## Supplied data
##############################

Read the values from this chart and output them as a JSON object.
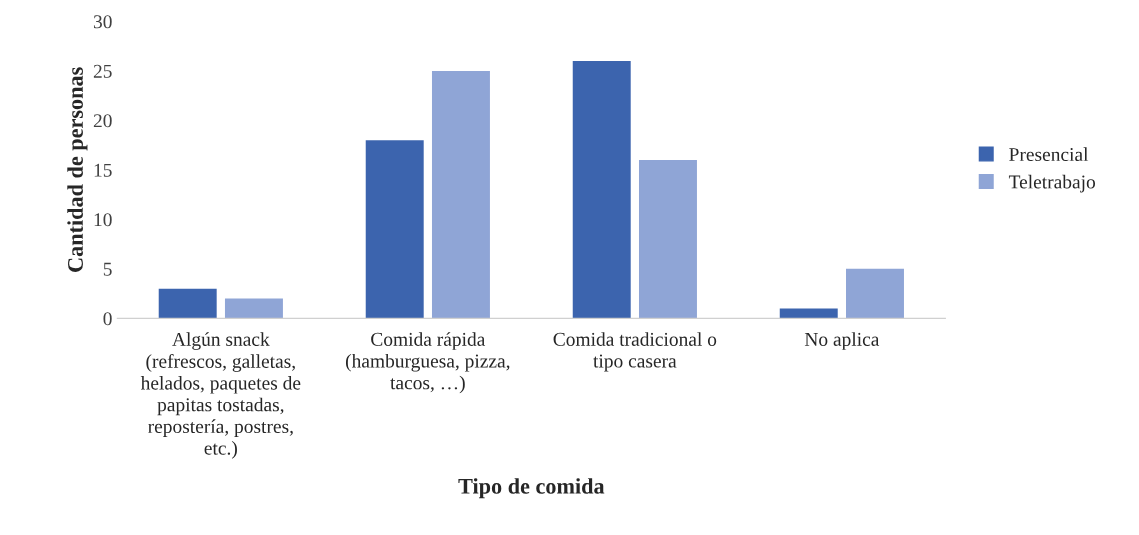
{
  "chart_data": {
    "type": "bar",
    "xlabel": "Tipo de comida",
    "ylabel": "Cantidad de personas",
    "categories": [
      "Algún snack (refrescos, galletas, helados, paquetes de papitas tostadas, repostería, postres, etc.)",
      "Comida rápida (hamburguesa, pizza, tacos, …)",
      "Comida tradicional o tipo casera",
      "No aplica"
    ],
    "series": [
      {
        "name": "Presencial",
        "color": "#3c64ae",
        "values": [
          3,
          18,
          26,
          1
        ]
      },
      {
        "name": "Teletrabajo",
        "color": "#8fa5d6",
        "values": [
          2,
          25,
          16,
          5
        ]
      }
    ],
    "ylim": [
      0,
      30
    ],
    "yticks": [
      0,
      5,
      10,
      15,
      20,
      25,
      30
    ],
    "grid": false,
    "legend": "right"
  }
}
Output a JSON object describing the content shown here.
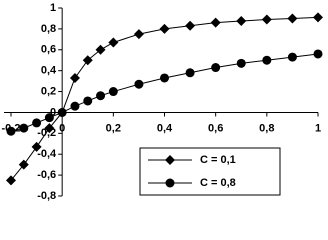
{
  "chart_data": {
    "type": "line",
    "x": [
      -0.2,
      -0.15,
      -0.1,
      -0.05,
      0,
      0.05,
      0.1,
      0.15,
      0.2,
      0.3,
      0.4,
      0.5,
      0.6,
      0.7,
      0.8,
      0.9,
      1
    ],
    "series": [
      {
        "name": "C = 0,1",
        "color": "#000000",
        "marker": "diamond",
        "values": [
          -0.65,
          -0.5,
          -0.33,
          -0.15,
          0,
          0.33,
          0.5,
          0.6,
          0.67,
          0.75,
          0.8,
          0.83,
          0.86,
          0.875,
          0.89,
          0.9,
          0.91
        ]
      },
      {
        "name": "C = 0,8",
        "color": "#000000",
        "marker": "circle",
        "values": [
          -0.18,
          -0.15,
          -0.1,
          -0.05,
          0,
          0.06,
          0.11,
          0.16,
          0.2,
          0.27,
          0.33,
          0.38,
          0.43,
          0.47,
          0.5,
          0.53,
          0.56
        ]
      }
    ],
    "xlim": [
      -0.2,
      1
    ],
    "ylim": [
      -0.8,
      1
    ],
    "xticks": [
      {
        "value": -0.2,
        "label": "-0,2"
      },
      0,
      {
        "value": 0.2,
        "label": "0,2"
      },
      {
        "value": 0.4,
        "label": "0,4"
      },
      {
        "value": 0.6,
        "label": "0,6"
      },
      {
        "value": 0.8,
        "label": "0,8"
      },
      1
    ],
    "yticks": [
      {
        "value": -0.8,
        "label": "-0,8"
      },
      {
        "value": -0.6,
        "label": "-0,6"
      },
      {
        "value": -0.4,
        "label": "-0,4"
      },
      {
        "value": -0.2,
        "label": "-0,2"
      },
      0,
      {
        "value": 0.2,
        "label": "0,2"
      },
      {
        "value": 0.4,
        "label": "0,4"
      },
      {
        "value": 0.6,
        "label": "0,6"
      },
      {
        "value": 0.8,
        "label": "0,8"
      },
      1
    ],
    "grid": false,
    "legend": "bottom-right"
  }
}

##############################

## Aim of the exercise
Each record above is to be restated exactly, with its pictures removed from the copy.

## Result of the exercise
Read the values from this chart and output them as a JSON object.
{
  "chart_data": {
    "type": "bar",
    "xlabel": "Tipo de comida",
    "ylabel": "Cantidad de personas",
    "categories": [
      "Algún snack (refrescos, galletas, helados, paquetes de papitas tostadas, repostería, postres, etc.)",
      "Comida rápida (hamburguesa, pizza, tacos, …)",
      "Comida tradicional o tipo casera",
      "No aplica"
    ],
    "series": [
      {
        "name": "Presencial",
        "color": "#3c64ae",
        "values": [
          3,
          18,
          26,
          1
        ]
      },
      {
        "name": "Teletrabajo",
        "color": "#8fa5d6",
        "values": [
          2,
          25,
          16,
          5
        ]
      }
    ],
    "ylim": [
      0,
      30
    ],
    "yticks": [
      0,
      5,
      10,
      15,
      20,
      25,
      30
    ],
    "grid": false,
    "legend": "right"
  }
}
Output a JSON object describing the content shown here.
{
  "chart_data": {
    "type": "line",
    "x": [
      -0.2,
      -0.15,
      -0.1,
      -0.05,
      0,
      0.05,
      0.1,
      0.15,
      0.2,
      0.3,
      0.4,
      0.5,
      0.6,
      0.7,
      0.8,
      0.9,
      1
    ],
    "series": [
      {
        "name": "C = 0,1",
        "color": "#000000",
        "marker": "diamond",
        "values": [
          -0.65,
          -0.5,
          -0.33,
          -0.15,
          0,
          0.33,
          0.5,
          0.6,
          0.67,
          0.75,
          0.8,
          0.83,
          0.86,
          0.875,
          0.89,
          0.9,
          0.91
        ]
      },
      {
        "name": "C = 0,8",
        "color": "#000000",
        "marker": "circle",
        "values": [
          -0.18,
          -0.15,
          -0.1,
          -0.05,
          0,
          0.06,
          0.11,
          0.16,
          0.2,
          0.27,
          0.33,
          0.38,
          0.43,
          0.47,
          0.5,
          0.53,
          0.56
        ]
      }
    ],
    "xlim": [
      -0.2,
      1
    ],
    "ylim": [
      -0.8,
      1
    ],
    "xticks": [
      {
        "value": -0.2,
        "label": "-0,2"
      },
      0,
      {
        "value": 0.2,
        "label": "0,2"
      },
      {
        "value": 0.4,
        "label": "0,4"
      },
      {
        "value": 0.6,
        "label": "0,6"
      },
      {
        "value": 0.8,
        "label": "0,8"
      },
      1
    ],
    "yticks": [
      {
        "value": -0.8,
        "label": "-0,8"
      },
      {
        "value": -0.6,
        "label": "-0,6"
      },
      {
        "value": -0.4,
        "label": "-0,4"
      },
      {
        "value": -0.2,
        "label": "-0,2"
      },
      0,
      {
        "value": 0.2,
        "label": "0,2"
      },
      {
        "value": 0.4,
        "label": "0,4"
      },
      {
        "value": 0.6,
        "label": "0,6"
      },
      {
        "value": 0.8,
        "label": "0,8"
      },
      1
    ],
    "grid": false,
    "legend": "bottom-right"
  }
}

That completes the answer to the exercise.